▶ _Stored data_:

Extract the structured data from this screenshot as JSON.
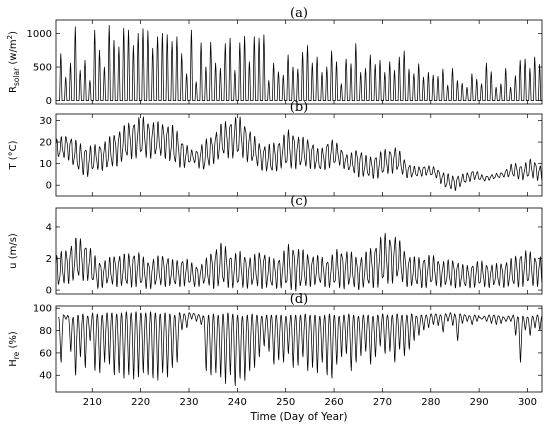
{
  "chart_data": [
    {
      "type": "line",
      "panel_label": "(a)",
      "ylabel_main": "R",
      "ylabel_sub": "solar",
      "ylabel_unit_pre": "(w/m",
      "ylabel_unit_sup": "2",
      "ylabel_unit_post": ")",
      "ylim": [
        -50,
        1200
      ],
      "yticks": [
        0,
        500,
        1000
      ],
      "xlim": [
        202.5,
        303
      ],
      "series": [
        {
          "kind": "diurnal",
          "days": [
            203,
            204,
            205,
            206,
            207,
            208,
            209,
            210,
            211,
            212,
            213,
            214,
            215,
            216,
            217,
            218,
            219,
            220,
            221,
            222,
            223,
            224,
            225,
            226,
            227,
            228,
            229,
            230,
            231,
            232,
            233,
            234,
            235,
            236,
            237,
            238,
            239,
            240,
            241,
            242,
            243,
            244,
            245,
            246,
            247,
            248,
            249,
            250,
            251,
            252,
            253,
            254,
            255,
            256,
            257,
            258,
            259,
            260,
            261,
            262,
            263,
            264,
            265,
            266,
            267,
            268,
            269,
            270,
            271,
            272,
            273,
            274,
            275,
            276,
            277,
            278,
            279,
            280,
            281,
            282,
            283,
            284,
            285,
            286,
            287,
            288,
            289,
            290,
            291,
            292,
            293,
            294,
            295,
            296,
            297,
            298,
            299,
            300,
            301,
            302
          ],
          "day_peaks": [
            700,
            350,
            560,
            1100,
            450,
            600,
            300,
            1050,
            750,
            500,
            1120,
            900,
            800,
            1080,
            1050,
            820,
            1000,
            1070,
            1040,
            780,
            950,
            1000,
            980,
            880,
            950,
            700,
            400,
            1050,
            280,
            860,
            500,
            870,
            560,
            480,
            850,
            930,
            450,
            860,
            960,
            580,
            950,
            930,
            980,
            300,
            560,
            430,
            380,
            680,
            500,
            470,
            720,
            820,
            560,
            650,
            420,
            500,
            740,
            580,
            250,
            620,
            550,
            850,
            420,
            480,
            680,
            540,
            600,
            420,
            580,
            450,
            650,
            740,
            470,
            400,
            550,
            350,
            420,
            380,
            360,
            470,
            230,
            480,
            300,
            260,
            200,
            400,
            320,
            250,
            560,
            430,
            200,
            250,
            480,
            200,
            370,
            600,
            620,
            480,
            650,
            540
          ],
          "baseline": 0
        }
      ]
    },
    {
      "type": "line",
      "panel_label": "(b)",
      "ylabel_main": "T",
      "ylabel_unit": "(°C)",
      "ylim": [
        -5,
        33
      ],
      "yticks": [
        0,
        10,
        20,
        30
      ],
      "xlim": [
        202.5,
        303
      ],
      "series": [
        {
          "kind": "oscillating",
          "days": [
            203,
            205,
            207,
            209,
            211,
            213,
            215,
            217,
            219,
            221,
            223,
            225,
            227,
            229,
            231,
            233,
            235,
            237,
            239,
            241,
            243,
            245,
            247,
            249,
            251,
            253,
            255,
            257,
            259,
            261,
            263,
            265,
            267,
            269,
            271,
            273,
            275,
            277,
            279,
            281,
            283,
            285,
            287,
            289,
            291,
            293,
            295,
            297,
            299,
            301,
            303
          ],
          "means": [
            17,
            18,
            13,
            11,
            13,
            14,
            17,
            20,
            22,
            22,
            21,
            21,
            18,
            14,
            13,
            13,
            17,
            21,
            22,
            22,
            17,
            13,
            12,
            15,
            17,
            15,
            15,
            11,
            15,
            14,
            10,
            11,
            8,
            9,
            11,
            12,
            7,
            6,
            7,
            6,
            2,
            1,
            3,
            5,
            3,
            4,
            5,
            7,
            6,
            8,
            5
          ],
          "amplitudes": [
            4,
            5,
            6,
            6,
            5,
            6,
            7,
            7,
            8,
            8,
            7,
            7,
            8,
            5,
            2,
            6,
            6,
            7,
            8,
            8,
            6,
            5,
            6,
            6,
            8,
            6,
            6,
            4,
            6,
            4,
            3,
            6,
            4,
            5,
            5,
            5,
            3,
            2,
            2,
            2,
            3,
            3,
            2,
            2,
            1,
            1,
            1,
            3,
            3,
            4,
            3
          ]
        }
      ]
    },
    {
      "type": "line",
      "panel_label": "(c)",
      "ylabel_main": "u",
      "ylabel_unit": "(m/s)",
      "ylim": [
        -0.25,
        5.2
      ],
      "yticks": [
        0,
        2,
        4
      ],
      "xlim": [
        202.5,
        303
      ],
      "series": [
        {
          "kind": "oscillating",
          "days": [
            203,
            205,
            207,
            209,
            211,
            213,
            215,
            217,
            219,
            221,
            223,
            225,
            227,
            229,
            231,
            233,
            235,
            237,
            239,
            241,
            243,
            245,
            247,
            249,
            251,
            253,
            255,
            257,
            259,
            261,
            263,
            265,
            267,
            269,
            271,
            273,
            275,
            277,
            279,
            281,
            283,
            285,
            287,
            289,
            291,
            293,
            295,
            297,
            299,
            301,
            303
          ],
          "means": [
            1.2,
            1.6,
            2.0,
            1.8,
            1.0,
            1.1,
            1.3,
            1.2,
            1.4,
            1.0,
            1.1,
            1.3,
            1.0,
            1.2,
            0.9,
            1.0,
            1.4,
            1.6,
            1.2,
            1.3,
            1.1,
            1.4,
            1.0,
            1.2,
            1.5,
            1.3,
            1.3,
            1.2,
            1.1,
            1.4,
            1.3,
            1.1,
            1.3,
            1.7,
            2.0,
            2.0,
            1.3,
            1.1,
            1.2,
            1.2,
            1.0,
            1.1,
            0.8,
            1.0,
            1.0,
            0.9,
            1.0,
            1.1,
            1.4,
            1.3,
            1.2
          ],
          "amplitudes": [
            0.9,
            1.0,
            1.2,
            1.0,
            0.8,
            0.7,
            0.9,
            0.9,
            1.0,
            0.8,
            0.8,
            0.9,
            0.7,
            0.8,
            0.6,
            0.6,
            1.1,
            1.2,
            0.9,
            1.0,
            0.8,
            1.1,
            0.8,
            0.9,
            1.3,
            1.1,
            0.9,
            0.8,
            0.8,
            1.1,
            1.0,
            0.9,
            1.0,
            1.3,
            1.4,
            1.2,
            0.9,
            0.8,
            0.9,
            0.8,
            0.7,
            0.8,
            0.6,
            0.7,
            0.7,
            0.6,
            0.7,
            0.8,
            1.0,
            0.9,
            0.8
          ]
        }
      ]
    },
    {
      "type": "line",
      "panel_label": "(d)",
      "ylabel_main": "H",
      "ylabel_sub": "re",
      "ylabel_unit": "(%)",
      "ylim": [
        25,
        102
      ],
      "yticks": [
        40,
        60,
        80,
        100
      ],
      "xlim": [
        202.5,
        303
      ],
      "xticks": [
        210,
        220,
        230,
        240,
        250,
        260,
        270,
        280,
        290,
        300
      ],
      "xlabel": "Time (Day of Year)",
      "series": [
        {
          "kind": "humidity",
          "days": [
            203,
            204,
            205,
            206,
            207,
            208,
            209,
            210,
            211,
            212,
            213,
            214,
            215,
            216,
            217,
            218,
            219,
            220,
            221,
            222,
            223,
            224,
            225,
            226,
            227,
            228,
            229,
            230,
            231,
            232,
            233,
            234,
            235,
            236,
            237,
            238,
            239,
            240,
            241,
            242,
            243,
            244,
            245,
            246,
            247,
            248,
            249,
            250,
            251,
            252,
            253,
            254,
            255,
            256,
            257,
            258,
            259,
            260,
            261,
            262,
            263,
            264,
            265,
            266,
            267,
            268,
            269,
            270,
            271,
            272,
            273,
            274,
            275,
            276,
            277,
            278,
            279,
            280,
            281,
            282,
            283,
            284,
            285,
            286,
            287,
            288,
            289,
            290,
            291,
            292,
            293,
            294,
            295,
            296,
            297,
            298,
            299,
            300,
            301,
            302
          ],
          "day_minima": [
            50,
            90,
            60,
            38,
            55,
            45,
            70,
            42,
            40,
            50,
            48,
            38,
            40,
            35,
            38,
            34,
            36,
            40,
            38,
            35,
            33,
            40,
            36,
            45,
            50,
            80,
            82,
            90,
            88,
            85,
            42,
            38,
            40,
            36,
            30,
            38,
            28,
            35,
            33,
            42,
            45,
            55,
            65,
            60,
            48,
            52,
            50,
            58,
            45,
            47,
            55,
            42,
            45,
            40,
            50,
            38,
            35,
            48,
            55,
            58,
            42,
            50,
            56,
            60,
            48,
            55,
            65,
            58,
            60,
            50,
            62,
            56,
            62,
            70,
            75,
            80,
            82,
            85,
            84,
            78,
            88,
            84,
            70,
            86,
            88,
            85,
            88,
            90,
            88,
            86,
            85,
            86,
            88,
            88,
            75,
            50,
            80,
            75,
            82,
            80
          ],
          "day_maxima": [
            92,
            94,
            93,
            92,
            94,
            95,
            93,
            96,
            95,
            94,
            96,
            96,
            95,
            96,
            97,
            96,
            97,
            96,
            96,
            97,
            96,
            95,
            96,
            95,
            94,
            96,
            95,
            96,
            95,
            94,
            93,
            94,
            95,
            94,
            95,
            96,
            95,
            94,
            93,
            94,
            95,
            94,
            93,
            94,
            94,
            94,
            94,
            93,
            94,
            94,
            94,
            95,
            94,
            94,
            93,
            94,
            95,
            94,
            93,
            94,
            95,
            94,
            93,
            94,
            94,
            93,
            94,
            95,
            94,
            94,
            95,
            94,
            94,
            95,
            93,
            94,
            94,
            95,
            95,
            94,
            95,
            96,
            94,
            95,
            94,
            93,
            94,
            92,
            93,
            94,
            94,
            93,
            92,
            93,
            94,
            92,
            93,
            92,
            93,
            94
          ]
        }
      ]
    }
  ]
}
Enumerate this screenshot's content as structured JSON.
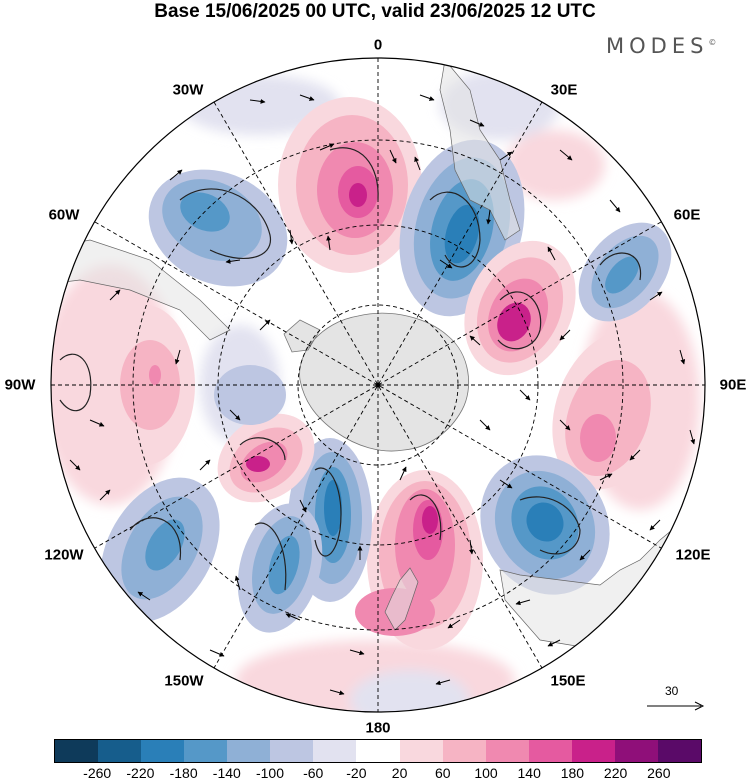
{
  "title": "Base 15/06/2025 00 UTC, valid 23/06/2025 12 UTC",
  "brand": "MODES",
  "brand_mark": "©",
  "longitude_labels": {
    "lon_0": "0",
    "lon_30e": "30E",
    "lon_60e": "60E",
    "lon_90e": "90E",
    "lon_120e": "120E",
    "lon_150e": "150E",
    "lon_180": "180",
    "lon_150w": "150W",
    "lon_120w": "120W",
    "lon_90w": "90W",
    "lon_60w": "60W",
    "lon_30w": "30W"
  },
  "vector_reference": "30",
  "colorbar": {
    "colors": [
      "#0e3a5a",
      "#165d8c",
      "#2a7fb8",
      "#5598c8",
      "#8fb0d6",
      "#bdc6e2",
      "#e2e2f0",
      "#ffffff",
      "#f9d8de",
      "#f6b4c4",
      "#f089b0",
      "#e55aa0",
      "#c9218a",
      "#8f0f79",
      "#5a0a68"
    ],
    "ticks": [
      "-260",
      "-220",
      "-180",
      "-140",
      "-100",
      "-60",
      "-20",
      "20",
      "60",
      "100",
      "140",
      "180",
      "220",
      "260"
    ]
  },
  "map_features": {
    "projection": "south polar stereographic",
    "blobs": [
      {
        "name": "blue-anomaly-southwest-atlantic",
        "sign": "negative",
        "level": -140
      },
      {
        "name": "pink-anomaly-south-atlantic",
        "sign": "positive",
        "level": 180
      },
      {
        "name": "blue-anomaly-south-of-africa",
        "sign": "negative",
        "level": -180
      },
      {
        "name": "pink-anomaly-southwest-indian",
        "sign": "positive",
        "level": 180
      },
      {
        "name": "blue-anomaly-southern-indian",
        "sign": "negative",
        "level": -140
      },
      {
        "name": "pink-anomaly-southeast-indian",
        "sign": "positive",
        "level": 100
      },
      {
        "name": "blue-anomaly-south-australia",
        "sign": "negative",
        "level": -180
      },
      {
        "name": "pink-anomaly-new-zealand",
        "sign": "positive",
        "level": 180
      },
      {
        "name": "blue-anomaly-ross-sea",
        "sign": "negative",
        "level": -140
      },
      {
        "name": "blue-anomaly-south-pacific",
        "sign": "negative",
        "level": -140
      },
      {
        "name": "pink-anomaly-amundsen-sea",
        "sign": "positive",
        "level": 180
      },
      {
        "name": "pink-anomaly-southeast-pacific",
        "sign": "positive",
        "level": 60
      }
    ]
  }
}
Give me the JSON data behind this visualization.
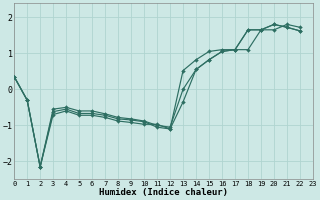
{
  "xlabel": "Humidex (Indice chaleur)",
  "background_color": "#cde8e5",
  "grid_color": "#b0d4d0",
  "line_color": "#2d6e62",
  "xlim": [
    0,
    23
  ],
  "ylim": [
    -2.5,
    2.4
  ],
  "xticks": [
    0,
    1,
    2,
    3,
    4,
    5,
    6,
    7,
    8,
    9,
    10,
    11,
    12,
    13,
    14,
    15,
    16,
    17,
    18,
    19,
    20,
    21,
    22,
    23
  ],
  "yticks": [
    -2,
    -1,
    0,
    1,
    2
  ],
  "series": [
    {
      "x": [
        0,
        1,
        2,
        3,
        4,
        5,
        6,
        7,
        8,
        9,
        10,
        11,
        12,
        13,
        14,
        15,
        16,
        17,
        18,
        19,
        20,
        21,
        22
      ],
      "y": [
        0.35,
        -0.3,
        -2.15,
        -0.7,
        -0.6,
        -0.72,
        -0.72,
        -0.78,
        -0.88,
        -0.92,
        -0.97,
        -0.97,
        -1.1,
        -0.35,
        0.55,
        0.82,
        1.05,
        1.1,
        1.1,
        1.65,
        1.65,
        1.8,
        1.72
      ]
    },
    {
      "x": [
        0,
        1,
        2,
        3,
        4,
        5,
        6,
        7,
        8,
        9,
        10,
        11,
        12,
        13,
        14,
        15,
        16,
        17,
        18,
        19,
        20,
        21,
        22
      ],
      "y": [
        0.35,
        -0.3,
        -2.15,
        -0.62,
        -0.55,
        -0.67,
        -0.67,
        -0.72,
        -0.82,
        -0.85,
        -0.9,
        -1.05,
        -1.1,
        0.52,
        0.82,
        1.05,
        1.1,
        1.1,
        1.65,
        1.65,
        1.8,
        1.72,
        1.62
      ]
    },
    {
      "x": [
        0,
        1,
        2,
        3,
        4,
        5,
        6,
        7,
        8,
        9,
        10,
        11,
        12,
        13,
        14,
        15,
        16,
        17,
        18,
        19,
        20,
        21,
        22
      ],
      "y": [
        0.35,
        -0.3,
        -2.15,
        -0.55,
        -0.5,
        -0.6,
        -0.6,
        -0.68,
        -0.78,
        -0.82,
        -0.88,
        -1.0,
        -1.05,
        0.0,
        0.55,
        0.82,
        1.05,
        1.1,
        1.65,
        1.65,
        1.8,
        1.72,
        1.62
      ]
    }
  ]
}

▶ _Aim_:
Check each line above for the string "indian" and show the ones that have it.

▶ _Solution to this exercise_:
        "name": "pink-anomaly-southwest-indian",
        "name": "blue-anomaly-southern-indian",
        "name": "pink-anomaly-southeast-indian",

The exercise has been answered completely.